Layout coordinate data
"""

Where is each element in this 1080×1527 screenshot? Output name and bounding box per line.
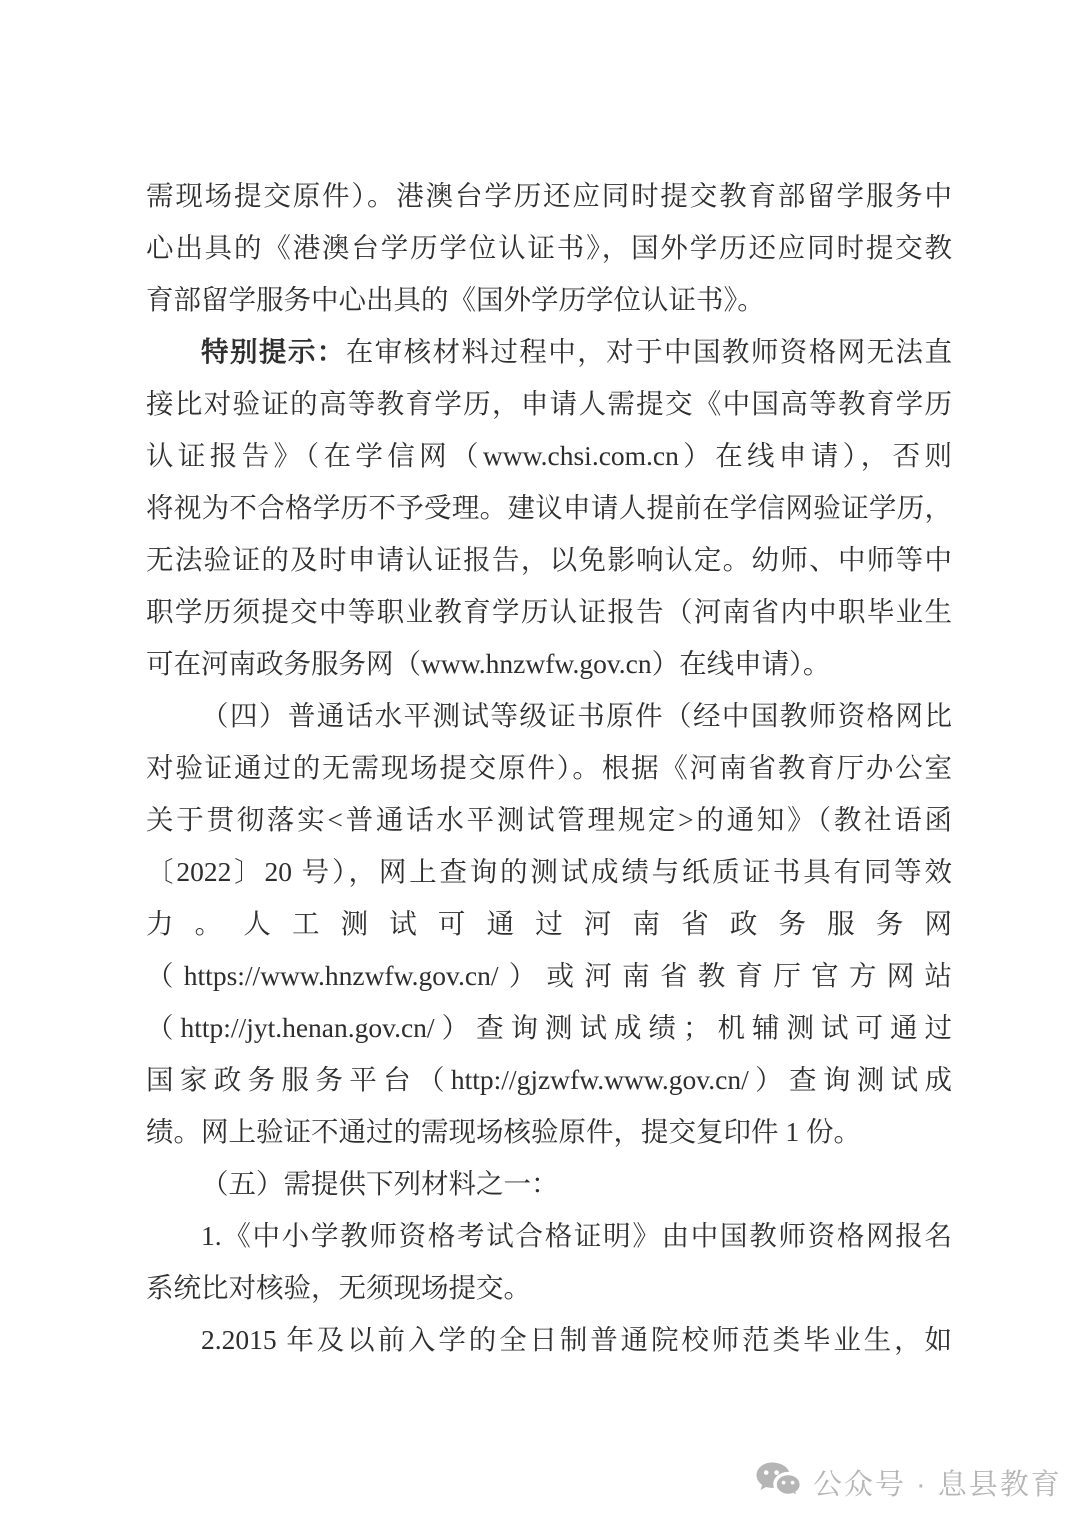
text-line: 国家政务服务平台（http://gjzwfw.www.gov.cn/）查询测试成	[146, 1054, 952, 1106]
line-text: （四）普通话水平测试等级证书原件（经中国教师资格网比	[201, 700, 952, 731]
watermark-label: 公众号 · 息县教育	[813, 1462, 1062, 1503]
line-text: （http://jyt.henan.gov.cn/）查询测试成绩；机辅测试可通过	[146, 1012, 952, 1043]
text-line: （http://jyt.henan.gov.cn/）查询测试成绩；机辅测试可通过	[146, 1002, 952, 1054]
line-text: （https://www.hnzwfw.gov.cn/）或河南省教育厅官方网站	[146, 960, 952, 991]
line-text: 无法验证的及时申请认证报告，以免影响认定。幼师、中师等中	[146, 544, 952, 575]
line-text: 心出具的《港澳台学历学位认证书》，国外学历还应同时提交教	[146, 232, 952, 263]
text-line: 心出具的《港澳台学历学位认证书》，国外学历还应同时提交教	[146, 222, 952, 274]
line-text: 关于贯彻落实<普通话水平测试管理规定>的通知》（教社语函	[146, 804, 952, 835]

"""

Challenge: Please write out every line above word for word, leaving the pictures out of your answer.

Reply to the exercise:
Where is each element in this 1080×1527 screenshot? Output name and bounding box per line.
text-line: 国家政务服务平台（http://gjzwfw.www.gov.cn/）查询测试成	[146, 1054, 952, 1106]
line-text: （四）普通话水平测试等级证书原件（经中国教师资格网比	[201, 700, 952, 731]
watermark-label: 公众号 · 息县教育	[813, 1462, 1062, 1503]
line-text: （http://jyt.henan.gov.cn/）查询测试成绩；机辅测试可通过	[146, 1012, 952, 1043]
text-line: （http://jyt.henan.gov.cn/）查询测试成绩；机辅测试可通过	[146, 1002, 952, 1054]
line-text: （https://www.hnzwfw.gov.cn/）或河南省教育厅官方网站	[146, 960, 952, 991]
line-text: 无法验证的及时申请认证报告，以免影响认定。幼师、中师等中	[146, 544, 952, 575]
line-text: 心出具的《港澳台学历学位认证书》，国外学历还应同时提交教	[146, 232, 952, 263]
text-line: 心出具的《港澳台学历学位认证书》，国外学历还应同时提交教	[146, 222, 952, 274]
line-text: 关于贯彻落实<普通话水平测试管理规定>的通知》（教社语函	[146, 804, 952, 835]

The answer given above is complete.